Work to do:
Give back each entry unchanged, minus pictures.

Rows from a figure dataset:
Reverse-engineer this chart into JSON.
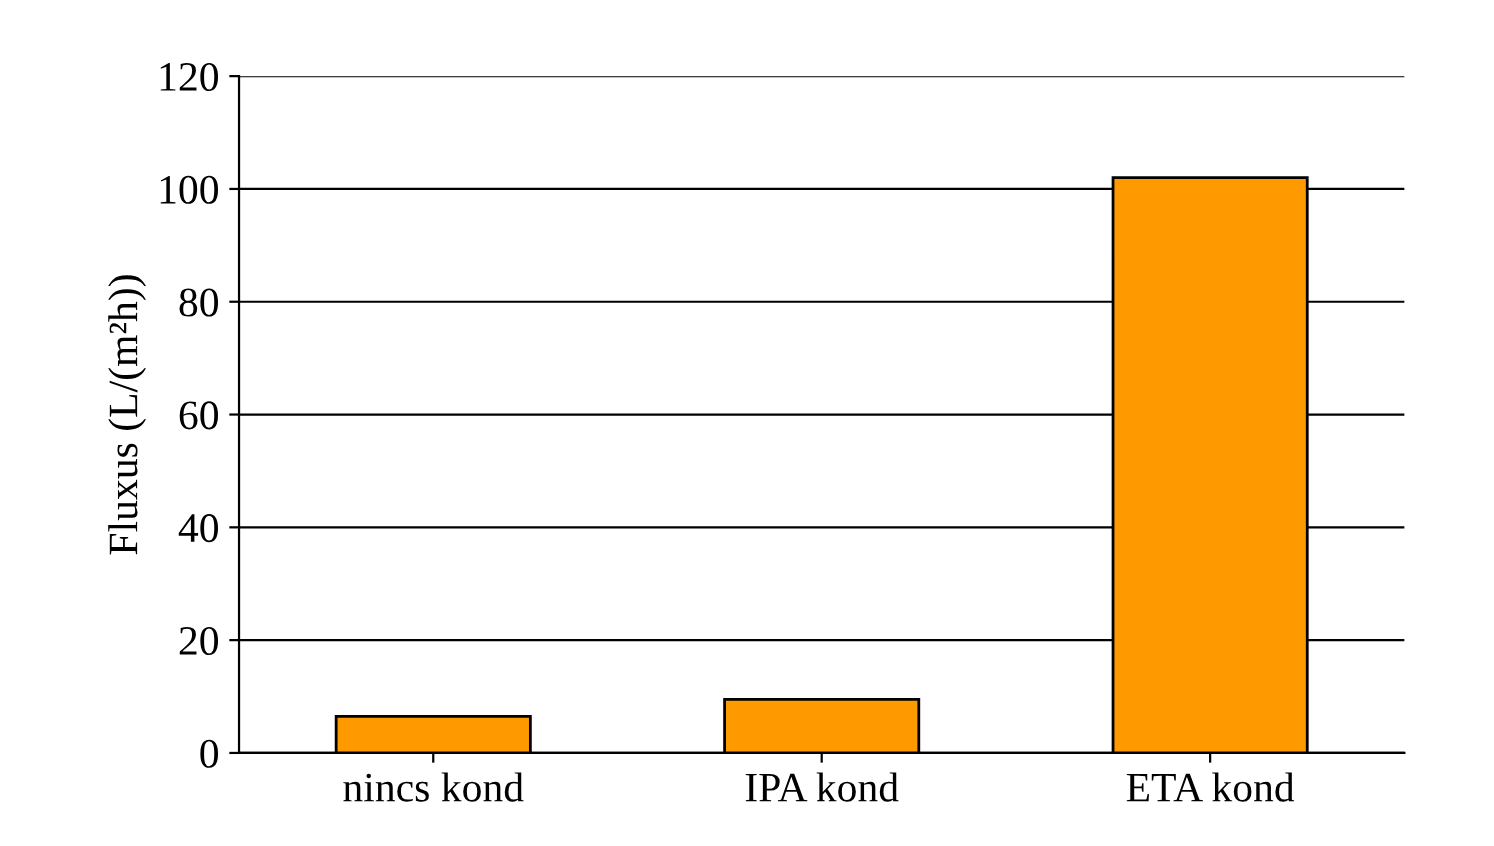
{
  "chart_data": {
    "type": "bar",
    "ylabel": "Fluxus (L/(m²h))",
    "categories": [
      "nincs kond",
      "IPA kond",
      "ETA kond"
    ],
    "values": [
      6.5,
      9.5,
      102
    ],
    "color": "#ff9900",
    "ylim": [
      0,
      120
    ],
    "yticks": [
      0,
      20,
      40,
      60,
      80,
      100,
      120
    ],
    "grid": "y"
  }
}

Task result:
Reverse-engineer this chart into JSON.
{
  "chart_data": {
    "type": "bar",
    "ylabel": "Fluxus (L/(m²h))",
    "categories": [
      "nincs kond",
      "IPA kond",
      "ETA kond"
    ],
    "values": [
      6.5,
      9.5,
      102
    ],
    "color": "#ff9900",
    "ylim": [
      0,
      120
    ],
    "yticks": [
      0,
      20,
      40,
      60,
      80,
      100,
      120
    ],
    "grid": "y"
  }
}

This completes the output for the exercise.